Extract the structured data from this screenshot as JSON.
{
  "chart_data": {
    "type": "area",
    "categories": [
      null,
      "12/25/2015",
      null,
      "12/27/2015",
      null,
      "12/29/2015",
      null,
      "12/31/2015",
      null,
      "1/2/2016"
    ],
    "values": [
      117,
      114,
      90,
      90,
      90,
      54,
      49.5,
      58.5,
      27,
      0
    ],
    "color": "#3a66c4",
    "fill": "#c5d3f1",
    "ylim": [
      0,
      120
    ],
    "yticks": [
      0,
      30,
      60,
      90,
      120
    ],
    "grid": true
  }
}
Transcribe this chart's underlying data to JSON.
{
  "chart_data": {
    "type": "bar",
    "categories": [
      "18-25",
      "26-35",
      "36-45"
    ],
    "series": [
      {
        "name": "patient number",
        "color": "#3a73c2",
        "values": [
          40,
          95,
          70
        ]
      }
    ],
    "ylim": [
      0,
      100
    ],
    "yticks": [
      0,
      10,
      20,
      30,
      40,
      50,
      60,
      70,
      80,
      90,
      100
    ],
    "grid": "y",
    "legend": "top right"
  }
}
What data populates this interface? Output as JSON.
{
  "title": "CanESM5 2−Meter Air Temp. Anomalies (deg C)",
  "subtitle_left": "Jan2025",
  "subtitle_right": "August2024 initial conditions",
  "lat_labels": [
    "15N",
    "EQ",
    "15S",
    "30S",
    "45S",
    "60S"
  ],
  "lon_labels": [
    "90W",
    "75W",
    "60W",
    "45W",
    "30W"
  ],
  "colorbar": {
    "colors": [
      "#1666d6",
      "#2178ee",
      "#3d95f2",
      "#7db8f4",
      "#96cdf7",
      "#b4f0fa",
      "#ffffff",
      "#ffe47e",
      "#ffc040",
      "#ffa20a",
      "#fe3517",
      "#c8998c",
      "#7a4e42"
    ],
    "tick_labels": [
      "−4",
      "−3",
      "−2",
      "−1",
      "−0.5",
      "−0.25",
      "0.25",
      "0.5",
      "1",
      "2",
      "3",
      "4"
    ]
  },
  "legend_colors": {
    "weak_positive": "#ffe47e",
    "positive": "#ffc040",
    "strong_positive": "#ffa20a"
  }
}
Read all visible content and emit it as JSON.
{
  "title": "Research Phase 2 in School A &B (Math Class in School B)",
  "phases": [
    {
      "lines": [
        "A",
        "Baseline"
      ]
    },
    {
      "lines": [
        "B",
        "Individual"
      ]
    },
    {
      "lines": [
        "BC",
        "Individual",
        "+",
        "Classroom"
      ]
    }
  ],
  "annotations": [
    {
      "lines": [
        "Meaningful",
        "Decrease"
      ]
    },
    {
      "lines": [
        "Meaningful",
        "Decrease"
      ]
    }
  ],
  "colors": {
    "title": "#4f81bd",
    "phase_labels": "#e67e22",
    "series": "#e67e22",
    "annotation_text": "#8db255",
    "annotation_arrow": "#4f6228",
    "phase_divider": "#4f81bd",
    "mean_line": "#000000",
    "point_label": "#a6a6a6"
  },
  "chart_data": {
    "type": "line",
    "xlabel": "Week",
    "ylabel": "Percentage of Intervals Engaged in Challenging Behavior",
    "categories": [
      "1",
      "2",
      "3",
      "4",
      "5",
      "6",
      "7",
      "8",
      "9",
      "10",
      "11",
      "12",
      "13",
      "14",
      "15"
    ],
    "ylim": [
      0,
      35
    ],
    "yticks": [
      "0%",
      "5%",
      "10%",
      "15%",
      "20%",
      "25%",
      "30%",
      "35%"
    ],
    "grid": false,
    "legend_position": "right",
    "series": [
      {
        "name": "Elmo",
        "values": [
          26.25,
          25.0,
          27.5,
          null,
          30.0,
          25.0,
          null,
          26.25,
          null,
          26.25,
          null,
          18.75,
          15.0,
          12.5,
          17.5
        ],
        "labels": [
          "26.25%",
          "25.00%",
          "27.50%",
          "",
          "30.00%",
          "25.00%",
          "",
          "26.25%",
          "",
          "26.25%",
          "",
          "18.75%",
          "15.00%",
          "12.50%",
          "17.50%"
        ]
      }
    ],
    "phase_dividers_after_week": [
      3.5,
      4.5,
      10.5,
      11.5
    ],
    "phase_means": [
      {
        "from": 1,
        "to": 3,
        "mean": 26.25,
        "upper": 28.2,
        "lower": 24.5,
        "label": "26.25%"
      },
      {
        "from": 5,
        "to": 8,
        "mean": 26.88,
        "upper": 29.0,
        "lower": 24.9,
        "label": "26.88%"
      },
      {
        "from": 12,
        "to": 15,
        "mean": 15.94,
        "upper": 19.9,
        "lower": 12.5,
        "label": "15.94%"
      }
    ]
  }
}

Objective ::
Please give back all of the records exactly as written.

Solution ::
Extract the structured data from this screenshot as JSON.
{
  "chart_data": {
    "type": "area",
    "categories": [
      null,
      "12/25/2015",
      null,
      "12/27/2015",
      null,
      "12/29/2015",
      null,
      "12/31/2015",
      null,
      "1/2/2016"
    ],
    "values": [
      117,
      114,
      90,
      90,
      90,
      54,
      49.5,
      58.5,
      27,
      0
    ],
    "color": "#3a66c4",
    "fill": "#c5d3f1",
    "ylim": [
      0,
      120
    ],
    "yticks": [
      0,
      30,
      60,
      90,
      120
    ],
    "grid": true
  }
}
Transcribe this chart's underlying data to JSON.
{
  "chart_data": {
    "type": "bar",
    "categories": [
      "18-25",
      "26-35",
      "36-45"
    ],
    "series": [
      {
        "name": "patient number",
        "color": "#3a73c2",
        "values": [
          40,
          95,
          70
        ]
      }
    ],
    "ylim": [
      0,
      100
    ],
    "yticks": [
      0,
      10,
      20,
      30,
      40,
      50,
      60,
      70,
      80,
      90,
      100
    ],
    "grid": "y",
    "legend": "top right"
  }
}
What data populates this interface? Output as JSON.
{
  "title": "CanESM5 2−Meter Air Temp. Anomalies (deg C)",
  "subtitle_left": "Jan2025",
  "subtitle_right": "August2024 initial conditions",
  "lat_labels": [
    "15N",
    "EQ",
    "15S",
    "30S",
    "45S",
    "60S"
  ],
  "lon_labels": [
    "90W",
    "75W",
    "60W",
    "45W",
    "30W"
  ],
  "colorbar": {
    "colors": [
      "#1666d6",
      "#2178ee",
      "#3d95f2",
      "#7db8f4",
      "#96cdf7",
      "#b4f0fa",
      "#ffffff",
      "#ffe47e",
      "#ffc040",
      "#ffa20a",
      "#fe3517",
      "#c8998c",
      "#7a4e42"
    ],
    "tick_labels": [
      "−4",
      "−3",
      "−2",
      "−1",
      "−0.5",
      "−0.25",
      "0.25",
      "0.5",
      "1",
      "2",
      "3",
      "4"
    ]
  },
  "legend_colors": {
    "weak_positive": "#ffe47e",
    "positive": "#ffc040",
    "strong_positive": "#ffa20a"
  }
}
Read all visible content and emit it as JSON.
{
  "title": "Research Phase 2 in School A &B (Math Class in School B)",
  "phases": [
    {
      "lines": [
        "A",
        "Baseline"
      ]
    },
    {
      "lines": [
        "B",
        "Individual"
      ]
    },
    {
      "lines": [
        "BC",
        "Individual",
        "+",
        "Classroom"
      ]
    }
  ],
  "annotations": [
    {
      "lines": [
        "Meaningful",
        "Decrease"
      ]
    },
    {
      "lines": [
        "Meaningful",
        "Decrease"
      ]
    }
  ],
  "colors": {
    "title": "#4f81bd",
    "phase_labels": "#e67e22",
    "series": "#e67e22",
    "annotation_text": "#8db255",
    "annotation_arrow": "#4f6228",
    "phase_divider": "#4f81bd",
    "mean_line": "#000000",
    "point_label": "#a6a6a6"
  },
  "chart_data": {
    "type": "line",
    "xlabel": "Week",
    "ylabel": "Percentage of Intervals Engaged in Challenging Behavior",
    "categories": [
      "1",
      "2",
      "3",
      "4",
      "5",
      "6",
      "7",
      "8",
      "9",
      "10",
      "11",
      "12",
      "13",
      "14",
      "15"
    ],
    "ylim": [
      0,
      35
    ],
    "yticks": [
      "0%",
      "5%",
      "10%",
      "15%",
      "20%",
      "25%",
      "30%",
      "35%"
    ],
    "grid": false,
    "legend_position": "right",
    "series": [
      {
        "name": "Elmo",
        "values": [
          26.25,
          25.0,
          27.5,
          null,
          30.0,
          25.0,
          null,
          26.25,
          null,
          26.25,
          null,
          18.75,
          15.0,
          12.5,
          17.5
        ],
        "labels": [
          "26.25%",
          "25.00%",
          "27.50%",
          "",
          "30.00%",
          "25.00%",
          "",
          "26.25%",
          "",
          "26.25%",
          "",
          "18.75%",
          "15.00%",
          "12.50%",
          "17.50%"
        ]
      }
    ],
    "phase_dividers_after_week": [
      3.5,
      4.5,
      10.5,
      11.5
    ],
    "phase_means": [
      {
        "from": 1,
        "to": 3,
        "mean": 26.25,
        "upper": 28.2,
        "lower": 24.5,
        "label": "26.25%"
      },
      {
        "from": 5,
        "to": 8,
        "mean": 26.88,
        "upper": 29.0,
        "lower": 24.9,
        "label": "26.88%"
      },
      {
        "from": 12,
        "to": 15,
        "mean": 15.94,
        "upper": 19.9,
        "lower": 12.5,
        "label": "15.94%"
      }
    ]
  }
}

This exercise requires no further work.